[Data for this task Boundary: Start]
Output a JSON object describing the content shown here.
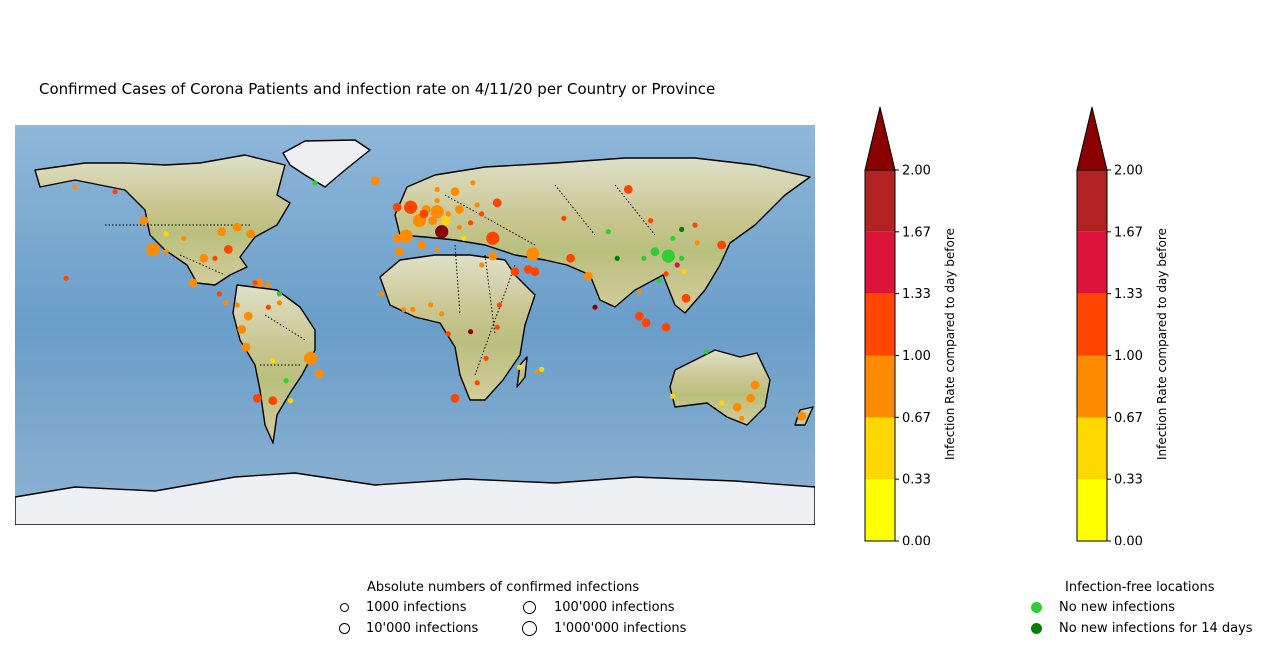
{
  "title": "Confirmed Cases of Corona Patients and infection rate on 4/11/20 per Country or Province",
  "chart_data": {
    "type": "scatter",
    "projection": "equirectangular",
    "xlim": [
      -180,
      180
    ],
    "ylim": [
      -90,
      90
    ],
    "basemap": "stock image with coastlines and dotted country borders",
    "colorbar": {
      "label": "Infection Rate compared to day before",
      "ticks": [
        "0.00",
        "0.33",
        "0.67",
        "1.00",
        "1.33",
        "1.67",
        "2.00"
      ],
      "range": [
        0,
        2
      ],
      "extend": "max",
      "colors": [
        "#ffff00",
        "#ffd700",
        "#ff8c00",
        "#ff4500",
        "#dc143c",
        "#b22222",
        "#8b0000"
      ]
    },
    "colorbar_count": 2,
    "points": [
      {
        "lon": -118,
        "lat": 34,
        "size": "large",
        "color": "#ff8c00"
      },
      {
        "lon": -74,
        "lat": 41,
        "size": "medium",
        "color": "#ff8c00"
      },
      {
        "lon": -87,
        "lat": 42,
        "size": "medium",
        "color": "#ff8c00"
      },
      {
        "lon": -122,
        "lat": 47,
        "size": "medium",
        "color": "#ff8c00"
      },
      {
        "lon": -80,
        "lat": 44,
        "size": "medium",
        "color": "#ff8c00"
      },
      {
        "lon": -95,
        "lat": 30,
        "size": "medium",
        "color": "#ff8c00"
      },
      {
        "lon": -84,
        "lat": 34,
        "size": "medium",
        "color": "#ff4500"
      },
      {
        "lon": -90,
        "lat": 30,
        "size": "small",
        "color": "#ff4500"
      },
      {
        "lon": -104,
        "lat": 39,
        "size": "small",
        "color": "#ff8c00"
      },
      {
        "lon": -112,
        "lat": 33,
        "size": "small",
        "color": "#ff8c00"
      },
      {
        "lon": -112,
        "lat": 41,
        "size": "small",
        "color": "#ffd700"
      },
      {
        "lon": -100,
        "lat": 19,
        "size": "medium",
        "color": "#ff8c00"
      },
      {
        "lon": -66,
        "lat": 18,
        "size": "small",
        "color": "#ff8c00"
      },
      {
        "lon": -70,
        "lat": 19,
        "size": "medium",
        "color": "#ff8c00"
      },
      {
        "lon": -75,
        "lat": 4,
        "size": "medium",
        "color": "#ff8c00"
      },
      {
        "lon": -78,
        "lat": -2,
        "size": "medium",
        "color": "#ff8c00"
      },
      {
        "lon": -76,
        "lat": -10,
        "size": "medium",
        "color": "#ff8c00"
      },
      {
        "lon": -66,
        "lat": 8,
        "size": "small",
        "color": "#ff4500"
      },
      {
        "lon": -47,
        "lat": -15,
        "size": "large",
        "color": "#ff8c00"
      },
      {
        "lon": -43,
        "lat": -22,
        "size": "medium",
        "color": "#ff8c00"
      },
      {
        "lon": -64,
        "lat": -34,
        "size": "medium",
        "color": "#ff4500"
      },
      {
        "lon": -71,
        "lat": -33,
        "size": "medium",
        "color": "#ff4500"
      },
      {
        "lon": -56,
        "lat": -34,
        "size": "small",
        "color": "#ffd700"
      },
      {
        "lon": -64,
        "lat": -16,
        "size": "small",
        "color": "#ffd700"
      },
      {
        "lon": -58,
        "lat": -25,
        "size": "small",
        "color": "#32cd32"
      },
      {
        "lon": -85,
        "lat": 10,
        "size": "small",
        "color": "#ff8c00"
      },
      {
        "lon": -88,
        "lat": 14,
        "size": "small",
        "color": "#ff4500"
      },
      {
        "lon": -80,
        "lat": 9,
        "size": "small",
        "color": "#ff8c00"
      },
      {
        "lon": -61,
        "lat": 14,
        "size": "small",
        "color": "#32cd32"
      },
      {
        "lon": -153,
        "lat": 62,
        "size": "small",
        "color": "#ff8c00"
      },
      {
        "lon": -135,
        "lat": 60,
        "size": "small",
        "color": "#ff4500"
      },
      {
        "lon": -45,
        "lat": 64,
        "size": "small",
        "color": "#32cd32"
      },
      {
        "lon": -18,
        "lat": 65,
        "size": "medium",
        "color": "#ff8c00"
      },
      {
        "lon": -4,
        "lat": 40,
        "size": "large",
        "color": "#ff8c00"
      },
      {
        "lon": 12,
        "lat": 42,
        "size": "large",
        "color": "#8b0000"
      },
      {
        "lon": 2,
        "lat": 47,
        "size": "large",
        "color": "#ff8c00"
      },
      {
        "lon": 10,
        "lat": 51,
        "size": "large",
        "color": "#ff8c00"
      },
      {
        "lon": -2,
        "lat": 53,
        "size": "large",
        "color": "#ff4500"
      },
      {
        "lon": 5,
        "lat": 52,
        "size": "medium",
        "color": "#ff8c00"
      },
      {
        "lon": 8,
        "lat": 47,
        "size": "medium",
        "color": "#ff8c00"
      },
      {
        "lon": 4,
        "lat": 50,
        "size": "medium",
        "color": "#ff4500"
      },
      {
        "lon": 14,
        "lat": 47,
        "size": "medium",
        "color": "#ffd700"
      },
      {
        "lon": 18,
        "lat": 60,
        "size": "medium",
        "color": "#ff8c00"
      },
      {
        "lon": 10,
        "lat": 61,
        "size": "small",
        "color": "#ff8c00"
      },
      {
        "lon": 26,
        "lat": 64,
        "size": "small",
        "color": "#ff8c00"
      },
      {
        "lon": 10,
        "lat": 56,
        "size": "small",
        "color": "#ff8c00"
      },
      {
        "lon": 20,
        "lat": 52,
        "size": "medium",
        "color": "#ff8c00"
      },
      {
        "lon": 15,
        "lat": 50,
        "size": "small",
        "color": "#ff8c00"
      },
      {
        "lon": -8,
        "lat": 39,
        "size": "medium",
        "color": "#ff8c00"
      },
      {
        "lon": -8,
        "lat": 53,
        "size": "medium",
        "color": "#ff4500"
      },
      {
        "lon": 25,
        "lat": 46,
        "size": "small",
        "color": "#ff4500"
      },
      {
        "lon": 22,
        "lat": 39,
        "size": "small",
        "color": "#ffd700"
      },
      {
        "lon": 20,
        "lat": 44,
        "size": "small",
        "color": "#ff8c00"
      },
      {
        "lon": 35,
        "lat": 39,
        "size": "large",
        "color": "#ff4500"
      },
      {
        "lon": 37,
        "lat": 55,
        "size": "medium",
        "color": "#ff4500"
      },
      {
        "lon": 30,
        "lat": 50,
        "size": "small",
        "color": "#ff4500"
      },
      {
        "lon": 28,
        "lat": 54,
        "size": "small",
        "color": "#ff8c00"
      },
      {
        "lon": 53,
        "lat": 32,
        "size": "large",
        "color": "#ff8c00"
      },
      {
        "lon": 45,
        "lat": 24,
        "size": "medium",
        "color": "#ff4500"
      },
      {
        "lon": 54,
        "lat": 24,
        "size": "medium",
        "color": "#ff4500"
      },
      {
        "lon": 51,
        "lat": 25,
        "size": "medium",
        "color": "#ff4500"
      },
      {
        "lon": 35,
        "lat": 31,
        "size": "medium",
        "color": "#ff8c00"
      },
      {
        "lon": 30,
        "lat": 27,
        "size": "small",
        "color": "#ff8c00"
      },
      {
        "lon": 70,
        "lat": 30,
        "size": "medium",
        "color": "#ff4500"
      },
      {
        "lon": 78,
        "lat": 22,
        "size": "medium",
        "color": "#ff8c00"
      },
      {
        "lon": 67,
        "lat": 48,
        "size": "small",
        "color": "#ff4500"
      },
      {
        "lon": 96,
        "lat": 61,
        "size": "medium",
        "color": "#ff4500"
      },
      {
        "lon": 81,
        "lat": 8,
        "size": "small",
        "color": "#8b0000"
      },
      {
        "lon": 101,
        "lat": 4,
        "size": "medium",
        "color": "#ff4500"
      },
      {
        "lon": 104,
        "lat": 1,
        "size": "medium",
        "color": "#ff4500"
      },
      {
        "lon": 101,
        "lat": 15,
        "size": "small",
        "color": "#ff8c00"
      },
      {
        "lon": 113,
        "lat": -1,
        "size": "medium",
        "color": "#ff4500"
      },
      {
        "lon": 122,
        "lat": 12,
        "size": "medium",
        "color": "#ff4500"
      },
      {
        "lon": 138,
        "lat": 36,
        "size": "medium",
        "color": "#ff4500"
      },
      {
        "lon": 127,
        "lat": 37,
        "size": "small",
        "color": "#ff8c00"
      },
      {
        "lon": 121,
        "lat": 24,
        "size": "small",
        "color": "#ffd700"
      },
      {
        "lon": 114,
        "lat": 31,
        "size": "large",
        "color": "#32cd32"
      },
      {
        "lon": 108,
        "lat": 33,
        "size": "medium",
        "color": "#32cd32"
      },
      {
        "lon": 116,
        "lat": 39,
        "size": "small",
        "color": "#32cd32"
      },
      {
        "lon": 120,
        "lat": 30,
        "size": "small",
        "color": "#32cd32"
      },
      {
        "lon": 113,
        "lat": 23,
        "size": "small",
        "color": "#ff4500"
      },
      {
        "lon": 103,
        "lat": 30,
        "size": "small",
        "color": "#32cd32"
      },
      {
        "lon": 126,
        "lat": 45,
        "size": "small",
        "color": "#ff4500"
      },
      {
        "lon": 91,
        "lat": 30,
        "size": "small",
        "color": "#008000"
      },
      {
        "lon": 87,
        "lat": 42,
        "size": "small",
        "color": "#32cd32"
      },
      {
        "lon": 106,
        "lat": 47,
        "size": "small",
        "color": "#ff4500"
      },
      {
        "lon": 120,
        "lat": 43,
        "size": "small",
        "color": "#008000"
      },
      {
        "lon": 110,
        "lat": 20,
        "size": "small",
        "color": "#32cd32"
      },
      {
        "lon": 118,
        "lat": 27,
        "size": "small",
        "color": "#dc143c"
      },
      {
        "lon": 145,
        "lat": -37,
        "size": "medium",
        "color": "#ff8c00"
      },
      {
        "lon": 151,
        "lat": -33,
        "size": "medium",
        "color": "#ff8c00"
      },
      {
        "lon": 153,
        "lat": -27,
        "size": "medium",
        "color": "#ff8c00"
      },
      {
        "lon": 116,
        "lat": -32,
        "size": "small",
        "color": "#ffd700"
      },
      {
        "lon": 138,
        "lat": -35,
        "size": "small",
        "color": "#ffd700"
      },
      {
        "lon": 147,
        "lat": -42,
        "size": "small",
        "color": "#ff8c00"
      },
      {
        "lon": 131,
        "lat": -12,
        "size": "small",
        "color": "#32cd32"
      },
      {
        "lon": 174,
        "lat": -41,
        "size": "medium",
        "color": "#ff8c00"
      },
      {
        "lon": 18,
        "lat": -33,
        "size": "medium",
        "color": "#ff4500"
      },
      {
        "lon": 28,
        "lat": -26,
        "size": "small",
        "color": "#ff4500"
      },
      {
        "lon": 3,
        "lat": 36,
        "size": "medium",
        "color": "#ff8c00"
      },
      {
        "lon": -7,
        "lat": 33,
        "size": "medium",
        "color": "#ff8c00"
      },
      {
        "lon": 10,
        "lat": 34,
        "size": "small",
        "color": "#ff8c00"
      },
      {
        "lon": 7,
        "lat": 9,
        "size": "small",
        "color": "#ff8c00"
      },
      {
        "lon": -1,
        "lat": 7,
        "size": "small",
        "color": "#ff8c00"
      },
      {
        "lon": -5,
        "lat": 7,
        "size": "small",
        "color": "#ff8c00"
      },
      {
        "lon": -15,
        "lat": 14,
        "size": "small",
        "color": "#ff8c00"
      },
      {
        "lon": 12,
        "lat": 5,
        "size": "small",
        "color": "#ff8c00"
      },
      {
        "lon": 38,
        "lat": 9,
        "size": "small",
        "color": "#ff4500"
      },
      {
        "lon": 37,
        "lat": -1,
        "size": "small",
        "color": "#ff4500"
      },
      {
        "lon": 57,
        "lat": -20,
        "size": "small",
        "color": "#ffd700"
      },
      {
        "lon": 55,
        "lat": -21,
        "size": "small",
        "color": "#ff8c00"
      },
      {
        "lon": 47,
        "lat": -19,
        "size": "small",
        "color": "#ffd700"
      },
      {
        "lon": 15,
        "lat": -4,
        "size": "small",
        "color": "#ff4500"
      },
      {
        "lon": 32,
        "lat": -15,
        "size": "small",
        "color": "#ff4500"
      },
      {
        "lon": 25,
        "lat": -3,
        "size": "small",
        "color": "#8b0000"
      },
      {
        "lon": -61,
        "lat": 10,
        "size": "small",
        "color": "#ff8c00"
      },
      {
        "lon": -72,
        "lat": 19,
        "size": "small",
        "color": "#ff4500"
      },
      {
        "lon": -157,
        "lat": 21,
        "size": "small",
        "color": "#ff4500"
      }
    ]
  },
  "legend_sizes": {
    "title": "Absolute numbers of confirmed infections",
    "items": [
      {
        "label": "1000 infections"
      },
      {
        "label": "10'000 infections"
      },
      {
        "label": "100'000 infections"
      },
      {
        "label": "1'000'000 infections"
      }
    ]
  },
  "legend_free": {
    "title": "Infection-free locations",
    "items": [
      {
        "label": "No new infections",
        "color": "#32cd32"
      },
      {
        "label": "No new infections for 14 days",
        "color": "#008000"
      }
    ]
  }
}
[Data for this task Boundary: End]
If the string "title" is in a line of the entries, pick that line out.

  "title": "Confirmed Cases of Corona Patients and infection rate on 4/11/20 per Country or Province",
    "title": "Absolute numbers of confirmed infections",
    "title": "Infection-free locations",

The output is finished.